### What is expected
Every record here should be printed again exactly.
--------------------------------
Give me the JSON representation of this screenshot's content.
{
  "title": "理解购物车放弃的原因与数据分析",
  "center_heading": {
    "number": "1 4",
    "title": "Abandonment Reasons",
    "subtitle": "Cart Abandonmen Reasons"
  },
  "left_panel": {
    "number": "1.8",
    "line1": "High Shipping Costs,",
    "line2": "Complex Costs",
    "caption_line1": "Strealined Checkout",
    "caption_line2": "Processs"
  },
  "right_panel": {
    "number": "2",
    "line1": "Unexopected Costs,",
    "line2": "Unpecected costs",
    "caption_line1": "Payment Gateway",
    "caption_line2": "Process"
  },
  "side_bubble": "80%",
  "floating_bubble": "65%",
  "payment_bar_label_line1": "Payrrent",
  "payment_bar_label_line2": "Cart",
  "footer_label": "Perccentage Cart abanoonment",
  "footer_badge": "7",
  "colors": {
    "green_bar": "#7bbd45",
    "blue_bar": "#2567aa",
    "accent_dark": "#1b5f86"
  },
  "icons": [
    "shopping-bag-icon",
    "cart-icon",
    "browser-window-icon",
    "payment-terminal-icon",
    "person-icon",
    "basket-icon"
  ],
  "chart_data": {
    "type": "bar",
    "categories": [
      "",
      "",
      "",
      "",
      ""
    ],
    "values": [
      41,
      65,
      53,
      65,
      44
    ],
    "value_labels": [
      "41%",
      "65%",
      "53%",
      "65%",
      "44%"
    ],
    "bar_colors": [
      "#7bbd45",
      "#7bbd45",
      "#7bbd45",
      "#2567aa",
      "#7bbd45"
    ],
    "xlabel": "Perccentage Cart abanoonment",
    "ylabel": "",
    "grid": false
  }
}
--------------------------------
### The answer
Give me the JSON representation of this screenshot's content.
{
  "title": "理解购物车放弃的原因与数据分析",
  "center_heading": {
    "number": "1 4",
    "title": "Abandonment Reasons",
    "subtitle": "Cart Abandonmen Reasons"
  },
  "left_panel": {
    "number": "1.8",
    "line1": "High Shipping Costs,",
    "line2": "Complex Costs",
    "caption_line1": "Strealined Checkout",
    "caption_line2": "Processs"
  },
  "right_panel": {
    "number": "2",
    "line1": "Unexopected Costs,",
    "line2": "Unpecected costs",
    "caption_line1": "Payment Gateway",
    "caption_line2": "Process"
  },
  "side_bubble": "80%",
  "floating_bubble": "65%",
  "payment_bar_label_line1": "Payrrent",
  "payment_bar_label_line2": "Cart",
  "footer_label": "Perccentage Cart abanoonment",
  "footer_badge": "7",
  "colors": {
    "green_bar": "#7bbd45",
    "blue_bar": "#2567aa",
    "accent_dark": "#1b5f86"
  },
  "icons": [
    "shopping-bag-icon",
    "cart-icon",
    "browser-window-icon",
    "payment-terminal-icon",
    "person-icon",
    "basket-icon"
  ],
  "chart_data": {
    "type": "bar",
    "categories": [
      "",
      "",
      "",
      "",
      ""
    ],
    "values": [
      41,
      65,
      53,
      65,
      44
    ],
    "value_labels": [
      "41%",
      "65%",
      "53%",
      "65%",
      "44%"
    ],
    "bar_colors": [
      "#7bbd45",
      "#7bbd45",
      "#7bbd45",
      "#2567aa",
      "#7bbd45"
    ],
    "xlabel": "Perccentage Cart abanoonment",
    "ylabel": "",
    "grid": false
  }
}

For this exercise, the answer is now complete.